| EXERCISE PROMPT |
Where a line of the material contains the string "приставов", copy that line.

| PROVIDED INFORMATION |
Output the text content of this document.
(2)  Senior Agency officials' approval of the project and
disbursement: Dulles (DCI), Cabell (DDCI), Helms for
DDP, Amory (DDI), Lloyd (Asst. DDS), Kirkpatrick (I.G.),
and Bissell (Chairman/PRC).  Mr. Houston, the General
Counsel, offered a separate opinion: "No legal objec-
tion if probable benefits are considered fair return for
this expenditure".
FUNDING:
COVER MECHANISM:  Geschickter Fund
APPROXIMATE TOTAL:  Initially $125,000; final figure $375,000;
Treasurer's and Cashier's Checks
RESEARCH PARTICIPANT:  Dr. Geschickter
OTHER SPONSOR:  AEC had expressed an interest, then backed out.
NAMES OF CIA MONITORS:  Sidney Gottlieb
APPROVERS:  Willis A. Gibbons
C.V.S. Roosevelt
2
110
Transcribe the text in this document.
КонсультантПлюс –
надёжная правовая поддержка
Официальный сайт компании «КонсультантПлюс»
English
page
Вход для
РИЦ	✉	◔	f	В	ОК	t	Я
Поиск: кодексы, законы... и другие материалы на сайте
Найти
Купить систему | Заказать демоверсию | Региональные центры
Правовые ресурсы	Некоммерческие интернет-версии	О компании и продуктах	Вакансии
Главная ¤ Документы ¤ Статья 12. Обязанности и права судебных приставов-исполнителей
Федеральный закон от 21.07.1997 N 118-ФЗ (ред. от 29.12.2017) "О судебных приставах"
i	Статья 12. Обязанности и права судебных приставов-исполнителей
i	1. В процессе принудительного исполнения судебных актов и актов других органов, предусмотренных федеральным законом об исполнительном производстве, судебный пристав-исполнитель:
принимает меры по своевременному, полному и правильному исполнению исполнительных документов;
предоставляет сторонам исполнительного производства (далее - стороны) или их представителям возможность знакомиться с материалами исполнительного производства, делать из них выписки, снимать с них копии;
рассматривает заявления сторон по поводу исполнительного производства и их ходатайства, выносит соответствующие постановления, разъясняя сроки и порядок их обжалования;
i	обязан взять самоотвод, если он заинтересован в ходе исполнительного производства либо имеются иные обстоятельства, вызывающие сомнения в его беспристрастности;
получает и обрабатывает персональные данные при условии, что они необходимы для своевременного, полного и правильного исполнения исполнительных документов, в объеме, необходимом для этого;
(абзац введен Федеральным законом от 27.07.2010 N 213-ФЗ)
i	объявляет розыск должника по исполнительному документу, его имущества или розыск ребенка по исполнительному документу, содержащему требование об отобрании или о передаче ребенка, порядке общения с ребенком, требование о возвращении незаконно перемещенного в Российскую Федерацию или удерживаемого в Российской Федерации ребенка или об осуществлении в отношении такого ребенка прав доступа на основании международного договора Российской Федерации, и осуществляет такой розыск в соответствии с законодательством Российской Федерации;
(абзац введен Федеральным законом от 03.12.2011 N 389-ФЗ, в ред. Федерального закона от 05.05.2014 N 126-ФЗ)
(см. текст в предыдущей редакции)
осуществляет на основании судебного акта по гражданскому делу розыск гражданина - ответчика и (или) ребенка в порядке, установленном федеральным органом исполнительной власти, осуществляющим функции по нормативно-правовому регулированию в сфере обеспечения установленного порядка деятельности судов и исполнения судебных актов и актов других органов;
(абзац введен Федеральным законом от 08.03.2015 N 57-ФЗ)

| WRITTEN ANSWER |
Главная ¤ Документы ¤ Статья 12. Обязанности и права судебных приставов-исполнителей
i	Статья 12. Обязанности и права судебных приставов-исполнителей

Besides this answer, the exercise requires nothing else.